» Stated task: Repeat the entries below, from the line containing "quoted-display-name[interactable]: Hugo (160, 338, 247, 372)" through the line containing "heart-icon[interactable] (722, 645, 782, 701)", inclusive.

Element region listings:
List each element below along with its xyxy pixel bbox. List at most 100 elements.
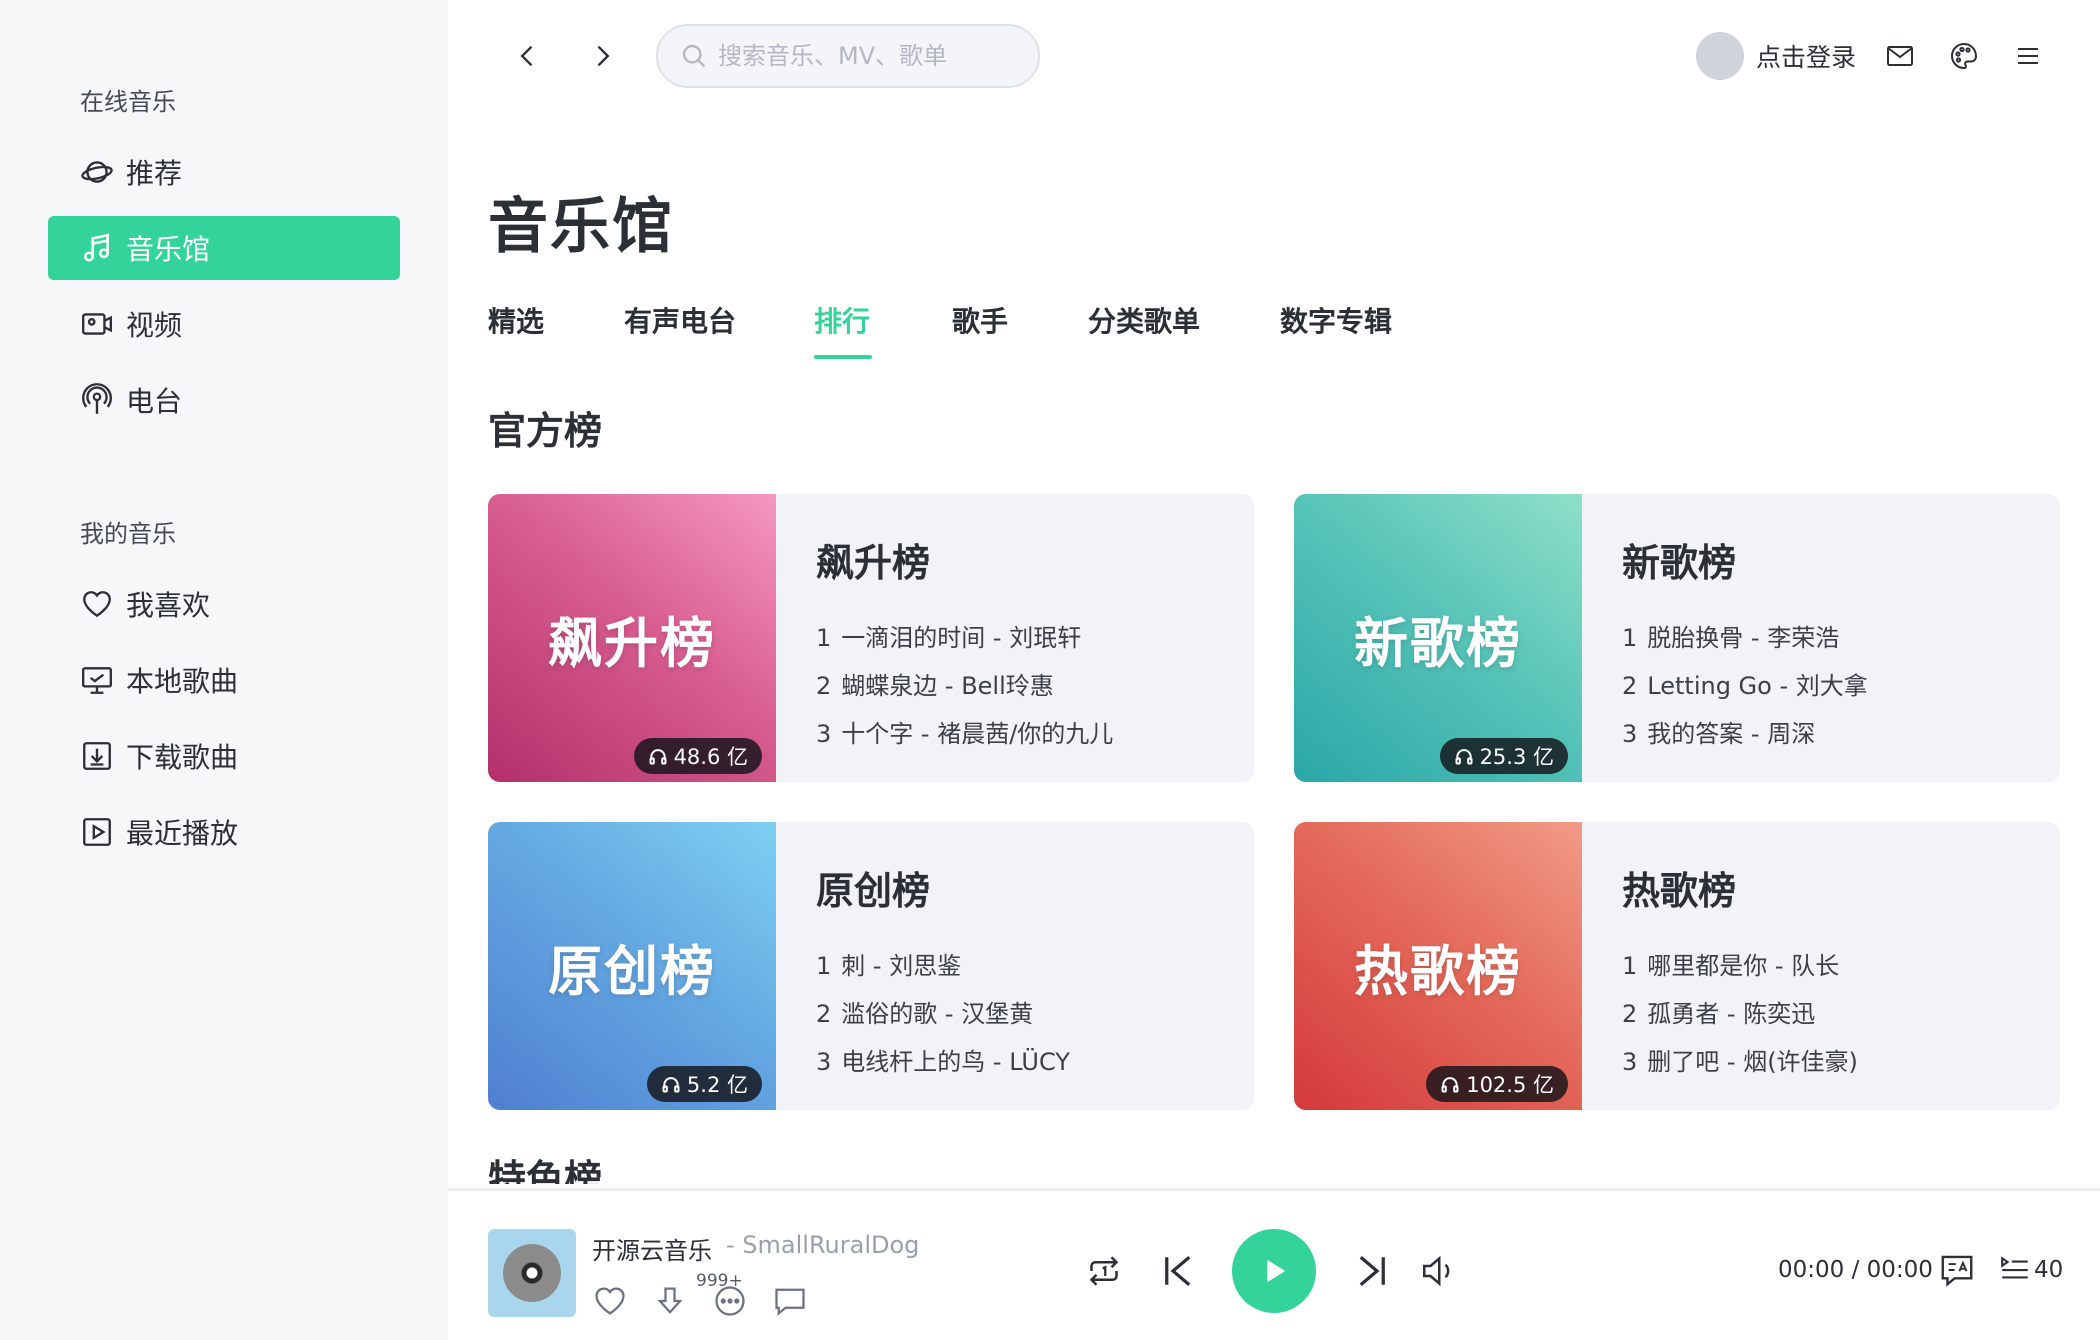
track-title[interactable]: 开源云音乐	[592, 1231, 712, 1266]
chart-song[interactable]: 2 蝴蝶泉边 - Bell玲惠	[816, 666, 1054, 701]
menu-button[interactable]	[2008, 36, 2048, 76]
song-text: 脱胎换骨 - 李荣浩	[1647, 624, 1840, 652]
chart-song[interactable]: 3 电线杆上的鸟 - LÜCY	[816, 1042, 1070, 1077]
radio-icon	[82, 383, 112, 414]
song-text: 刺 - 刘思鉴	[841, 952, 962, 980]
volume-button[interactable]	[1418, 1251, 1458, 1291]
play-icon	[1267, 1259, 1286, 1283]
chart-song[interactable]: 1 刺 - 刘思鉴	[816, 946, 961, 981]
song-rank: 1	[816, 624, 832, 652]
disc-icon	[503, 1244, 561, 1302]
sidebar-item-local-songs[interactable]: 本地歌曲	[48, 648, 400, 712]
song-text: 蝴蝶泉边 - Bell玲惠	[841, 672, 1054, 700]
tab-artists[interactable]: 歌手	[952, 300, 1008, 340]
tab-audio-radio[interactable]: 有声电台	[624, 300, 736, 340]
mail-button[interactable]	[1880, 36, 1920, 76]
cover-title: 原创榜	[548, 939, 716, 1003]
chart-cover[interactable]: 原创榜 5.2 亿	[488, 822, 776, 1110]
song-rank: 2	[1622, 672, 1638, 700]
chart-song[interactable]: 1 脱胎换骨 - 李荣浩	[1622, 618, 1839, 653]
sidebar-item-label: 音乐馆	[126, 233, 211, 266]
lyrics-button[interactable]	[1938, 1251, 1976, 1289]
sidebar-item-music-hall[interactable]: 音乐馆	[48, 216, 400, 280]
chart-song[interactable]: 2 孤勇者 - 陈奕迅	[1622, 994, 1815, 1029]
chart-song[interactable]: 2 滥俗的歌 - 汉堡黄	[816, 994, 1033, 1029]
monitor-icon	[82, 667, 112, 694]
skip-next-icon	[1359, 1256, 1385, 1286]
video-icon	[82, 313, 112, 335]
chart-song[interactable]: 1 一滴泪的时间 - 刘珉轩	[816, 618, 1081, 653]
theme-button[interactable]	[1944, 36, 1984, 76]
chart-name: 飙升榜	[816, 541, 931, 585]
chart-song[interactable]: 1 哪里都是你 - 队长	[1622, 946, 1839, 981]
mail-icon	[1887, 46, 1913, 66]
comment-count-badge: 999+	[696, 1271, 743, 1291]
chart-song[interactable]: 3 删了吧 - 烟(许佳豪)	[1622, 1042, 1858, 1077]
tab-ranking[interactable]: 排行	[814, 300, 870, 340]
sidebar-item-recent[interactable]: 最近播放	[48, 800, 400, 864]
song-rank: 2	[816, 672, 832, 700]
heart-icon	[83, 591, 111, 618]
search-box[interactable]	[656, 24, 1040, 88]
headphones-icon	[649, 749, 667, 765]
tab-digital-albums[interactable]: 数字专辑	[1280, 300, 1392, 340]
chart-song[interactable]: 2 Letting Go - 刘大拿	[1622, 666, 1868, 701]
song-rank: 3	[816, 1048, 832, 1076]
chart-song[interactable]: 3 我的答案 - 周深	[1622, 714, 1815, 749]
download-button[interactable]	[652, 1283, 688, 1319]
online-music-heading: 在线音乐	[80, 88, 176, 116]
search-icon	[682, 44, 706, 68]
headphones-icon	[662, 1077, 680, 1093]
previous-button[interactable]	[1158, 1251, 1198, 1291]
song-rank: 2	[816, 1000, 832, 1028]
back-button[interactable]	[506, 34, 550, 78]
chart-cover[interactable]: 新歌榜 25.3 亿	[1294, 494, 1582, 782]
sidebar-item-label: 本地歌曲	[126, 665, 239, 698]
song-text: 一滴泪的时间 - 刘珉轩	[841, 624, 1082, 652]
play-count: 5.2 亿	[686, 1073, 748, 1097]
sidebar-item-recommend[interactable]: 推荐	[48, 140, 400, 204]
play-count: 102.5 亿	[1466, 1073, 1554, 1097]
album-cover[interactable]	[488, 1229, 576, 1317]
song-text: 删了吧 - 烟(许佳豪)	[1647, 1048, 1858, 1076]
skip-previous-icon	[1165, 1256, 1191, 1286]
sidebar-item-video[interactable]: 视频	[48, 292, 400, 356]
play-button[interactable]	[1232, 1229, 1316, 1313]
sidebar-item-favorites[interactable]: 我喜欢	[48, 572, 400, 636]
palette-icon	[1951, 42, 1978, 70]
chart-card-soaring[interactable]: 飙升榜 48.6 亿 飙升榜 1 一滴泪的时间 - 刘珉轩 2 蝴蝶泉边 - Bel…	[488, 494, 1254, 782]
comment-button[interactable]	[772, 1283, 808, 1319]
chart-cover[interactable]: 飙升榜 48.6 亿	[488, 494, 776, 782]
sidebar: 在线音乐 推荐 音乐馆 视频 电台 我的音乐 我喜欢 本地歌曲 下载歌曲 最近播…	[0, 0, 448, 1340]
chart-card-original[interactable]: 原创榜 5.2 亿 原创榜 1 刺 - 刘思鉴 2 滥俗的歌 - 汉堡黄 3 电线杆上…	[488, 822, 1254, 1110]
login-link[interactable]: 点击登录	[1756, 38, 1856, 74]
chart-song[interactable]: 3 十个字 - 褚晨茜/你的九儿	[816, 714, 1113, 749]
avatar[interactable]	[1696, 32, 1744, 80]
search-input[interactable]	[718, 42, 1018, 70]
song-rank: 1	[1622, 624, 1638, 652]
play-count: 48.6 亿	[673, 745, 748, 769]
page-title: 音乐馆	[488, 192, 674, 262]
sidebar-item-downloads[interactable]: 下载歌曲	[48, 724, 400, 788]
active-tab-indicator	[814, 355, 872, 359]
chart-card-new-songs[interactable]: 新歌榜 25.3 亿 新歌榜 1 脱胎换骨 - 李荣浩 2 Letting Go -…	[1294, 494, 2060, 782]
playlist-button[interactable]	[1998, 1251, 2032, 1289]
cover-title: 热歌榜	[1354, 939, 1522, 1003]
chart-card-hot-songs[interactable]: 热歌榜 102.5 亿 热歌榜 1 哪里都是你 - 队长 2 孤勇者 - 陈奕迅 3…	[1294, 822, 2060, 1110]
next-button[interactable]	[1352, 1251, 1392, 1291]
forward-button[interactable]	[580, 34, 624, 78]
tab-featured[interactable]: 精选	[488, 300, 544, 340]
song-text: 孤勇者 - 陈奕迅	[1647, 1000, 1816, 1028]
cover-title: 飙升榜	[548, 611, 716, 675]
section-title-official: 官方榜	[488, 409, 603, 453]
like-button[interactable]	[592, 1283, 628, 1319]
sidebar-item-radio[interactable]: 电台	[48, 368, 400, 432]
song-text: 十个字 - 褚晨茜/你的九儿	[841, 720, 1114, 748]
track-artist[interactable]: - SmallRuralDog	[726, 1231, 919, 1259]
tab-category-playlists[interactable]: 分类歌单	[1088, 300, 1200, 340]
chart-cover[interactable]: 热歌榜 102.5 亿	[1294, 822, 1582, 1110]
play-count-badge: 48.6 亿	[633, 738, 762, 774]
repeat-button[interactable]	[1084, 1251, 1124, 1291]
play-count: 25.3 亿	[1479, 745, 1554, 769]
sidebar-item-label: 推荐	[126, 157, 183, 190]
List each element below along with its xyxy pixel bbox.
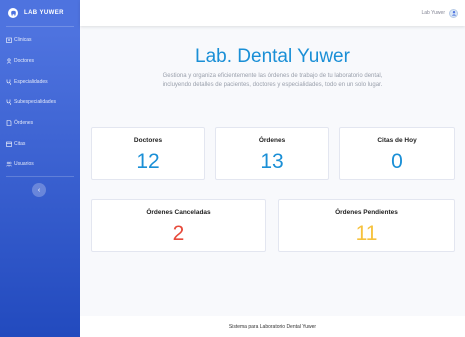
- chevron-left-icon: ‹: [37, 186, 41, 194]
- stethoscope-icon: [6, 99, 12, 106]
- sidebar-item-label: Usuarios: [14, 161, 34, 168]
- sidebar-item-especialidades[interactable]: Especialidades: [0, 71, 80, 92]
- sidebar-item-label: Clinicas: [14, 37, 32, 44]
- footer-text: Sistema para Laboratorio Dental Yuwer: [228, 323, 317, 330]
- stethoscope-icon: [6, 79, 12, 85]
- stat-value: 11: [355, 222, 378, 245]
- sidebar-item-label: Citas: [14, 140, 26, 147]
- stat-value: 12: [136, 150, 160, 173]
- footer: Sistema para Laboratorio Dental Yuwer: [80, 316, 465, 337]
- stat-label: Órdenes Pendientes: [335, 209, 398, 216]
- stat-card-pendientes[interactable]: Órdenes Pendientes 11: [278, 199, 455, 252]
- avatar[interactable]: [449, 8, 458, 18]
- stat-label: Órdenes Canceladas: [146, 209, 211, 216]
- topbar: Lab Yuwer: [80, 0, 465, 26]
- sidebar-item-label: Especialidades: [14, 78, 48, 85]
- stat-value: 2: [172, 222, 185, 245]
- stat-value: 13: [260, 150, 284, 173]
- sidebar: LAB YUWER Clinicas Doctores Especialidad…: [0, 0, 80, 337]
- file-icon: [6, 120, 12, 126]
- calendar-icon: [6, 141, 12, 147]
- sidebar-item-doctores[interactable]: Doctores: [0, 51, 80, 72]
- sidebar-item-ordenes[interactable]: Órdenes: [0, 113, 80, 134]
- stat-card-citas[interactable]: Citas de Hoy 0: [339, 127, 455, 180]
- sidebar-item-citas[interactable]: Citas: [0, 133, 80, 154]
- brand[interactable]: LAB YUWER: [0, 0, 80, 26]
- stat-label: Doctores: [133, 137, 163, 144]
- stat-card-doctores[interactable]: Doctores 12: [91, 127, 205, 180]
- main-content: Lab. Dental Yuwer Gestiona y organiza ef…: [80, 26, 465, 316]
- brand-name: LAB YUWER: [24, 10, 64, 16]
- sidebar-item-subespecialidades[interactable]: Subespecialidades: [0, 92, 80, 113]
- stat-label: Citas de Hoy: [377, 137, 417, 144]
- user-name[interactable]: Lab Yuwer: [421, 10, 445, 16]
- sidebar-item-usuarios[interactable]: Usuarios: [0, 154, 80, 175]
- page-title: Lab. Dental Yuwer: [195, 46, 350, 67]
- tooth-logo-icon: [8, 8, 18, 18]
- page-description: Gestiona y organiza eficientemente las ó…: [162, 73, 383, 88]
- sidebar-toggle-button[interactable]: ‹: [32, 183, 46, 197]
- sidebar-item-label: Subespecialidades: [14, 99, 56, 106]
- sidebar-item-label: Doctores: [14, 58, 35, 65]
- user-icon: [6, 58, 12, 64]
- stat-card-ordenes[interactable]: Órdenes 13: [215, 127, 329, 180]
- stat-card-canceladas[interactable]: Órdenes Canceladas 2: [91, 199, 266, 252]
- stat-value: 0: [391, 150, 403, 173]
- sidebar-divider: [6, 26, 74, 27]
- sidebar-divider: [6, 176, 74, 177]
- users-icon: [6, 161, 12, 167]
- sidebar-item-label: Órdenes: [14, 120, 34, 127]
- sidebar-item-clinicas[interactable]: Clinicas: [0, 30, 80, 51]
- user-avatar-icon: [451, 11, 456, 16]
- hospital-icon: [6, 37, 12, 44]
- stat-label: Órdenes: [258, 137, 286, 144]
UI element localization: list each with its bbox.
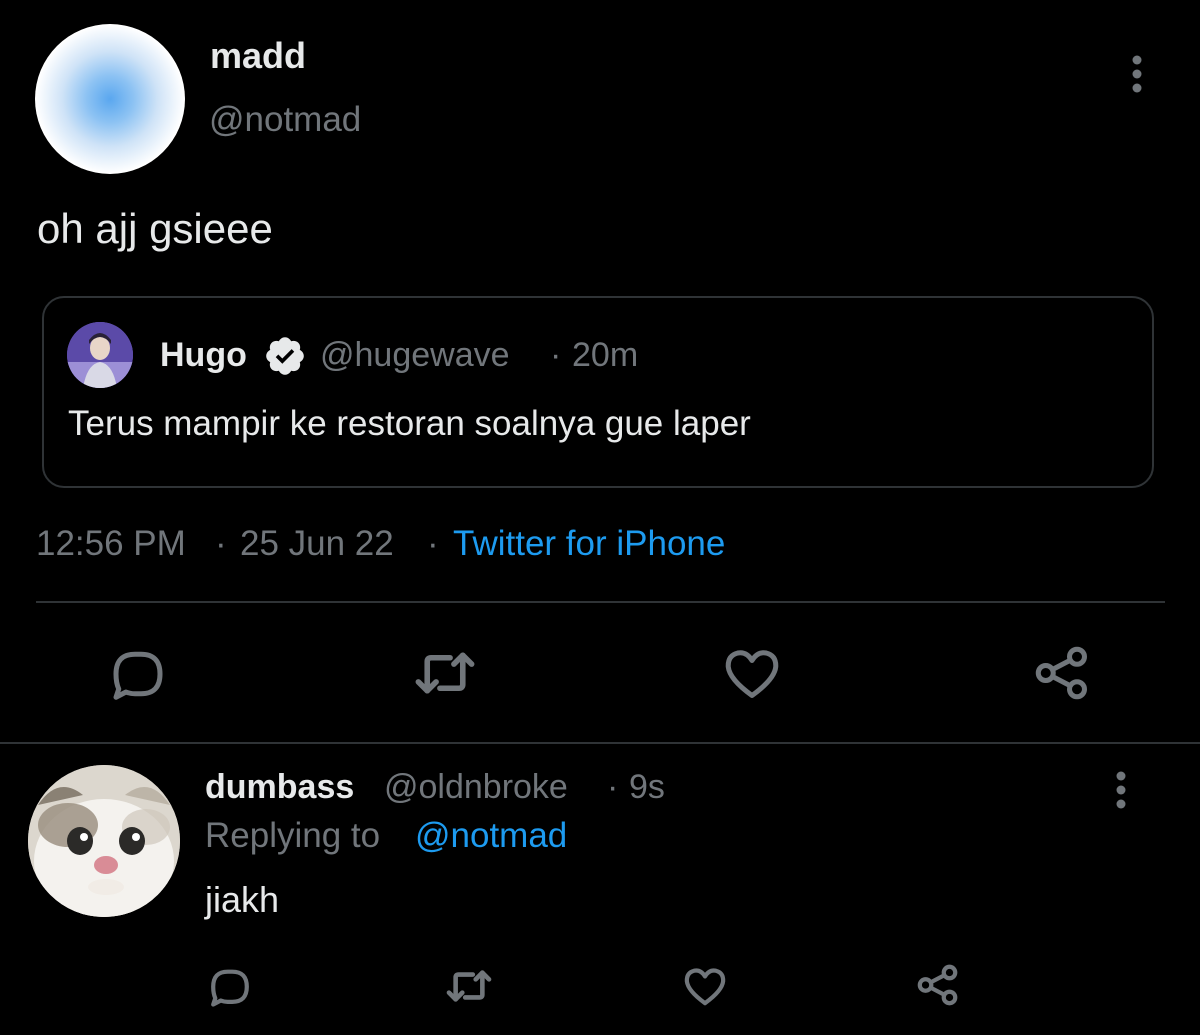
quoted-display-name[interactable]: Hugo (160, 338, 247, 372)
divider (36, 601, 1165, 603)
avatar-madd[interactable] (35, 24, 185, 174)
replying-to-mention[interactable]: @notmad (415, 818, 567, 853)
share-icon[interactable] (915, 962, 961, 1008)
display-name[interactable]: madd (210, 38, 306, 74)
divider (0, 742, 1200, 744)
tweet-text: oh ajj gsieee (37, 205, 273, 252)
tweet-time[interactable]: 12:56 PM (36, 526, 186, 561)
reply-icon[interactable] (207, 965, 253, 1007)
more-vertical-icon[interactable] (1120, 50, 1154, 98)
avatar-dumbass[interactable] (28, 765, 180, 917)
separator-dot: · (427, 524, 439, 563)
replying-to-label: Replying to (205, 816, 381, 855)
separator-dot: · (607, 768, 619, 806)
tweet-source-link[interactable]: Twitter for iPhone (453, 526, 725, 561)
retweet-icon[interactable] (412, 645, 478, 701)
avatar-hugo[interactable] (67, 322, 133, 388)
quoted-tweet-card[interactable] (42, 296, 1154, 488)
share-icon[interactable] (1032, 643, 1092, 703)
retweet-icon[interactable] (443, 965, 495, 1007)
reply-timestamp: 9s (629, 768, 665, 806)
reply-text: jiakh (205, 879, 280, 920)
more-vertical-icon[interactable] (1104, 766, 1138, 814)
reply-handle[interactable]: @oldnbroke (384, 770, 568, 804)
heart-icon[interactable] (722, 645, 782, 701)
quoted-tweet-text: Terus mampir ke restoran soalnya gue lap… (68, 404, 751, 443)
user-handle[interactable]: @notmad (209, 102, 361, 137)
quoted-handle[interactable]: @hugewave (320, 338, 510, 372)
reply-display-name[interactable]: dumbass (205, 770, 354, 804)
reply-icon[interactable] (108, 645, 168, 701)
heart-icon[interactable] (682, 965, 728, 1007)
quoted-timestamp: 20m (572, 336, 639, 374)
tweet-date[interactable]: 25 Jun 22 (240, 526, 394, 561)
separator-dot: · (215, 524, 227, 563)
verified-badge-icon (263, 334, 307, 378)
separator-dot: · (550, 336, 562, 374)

» Exercise output:
quoted-display-name[interactable]: Hugo (160, 338, 247, 372)
divider (36, 601, 1165, 603)
avatar-madd[interactable] (35, 24, 185, 174)
replying-to-mention[interactable]: @notmad (415, 818, 567, 853)
share-icon[interactable] (915, 962, 961, 1008)
display-name[interactable]: madd (210, 38, 306, 74)
divider (0, 742, 1200, 744)
tweet-text: oh ajj gsieee (37, 205, 273, 252)
tweet-time[interactable]: 12:56 PM (36, 526, 186, 561)
reply-icon[interactable] (207, 965, 253, 1007)
more-vertical-icon[interactable] (1120, 50, 1154, 98)
avatar-dumbass[interactable] (28, 765, 180, 917)
separator-dot: · (427, 524, 439, 563)
replying-to-label: Replying to (205, 816, 381, 855)
separator-dot: · (607, 768, 619, 806)
tweet-source-link[interactable]: Twitter for iPhone (453, 526, 725, 561)
retweet-icon[interactable] (412, 645, 478, 701)
avatar-hugo[interactable] (67, 322, 133, 388)
quoted-tweet-card[interactable] (42, 296, 1154, 488)
share-icon[interactable] (1032, 643, 1092, 703)
retweet-icon[interactable] (443, 965, 495, 1007)
reply-timestamp: 9s (629, 768, 665, 806)
reply-text: jiakh (205, 879, 280, 920)
more-vertical-icon[interactable] (1104, 766, 1138, 814)
reply-handle[interactable]: @oldnbroke (384, 770, 568, 804)
heart-icon[interactable] (722, 645, 782, 701)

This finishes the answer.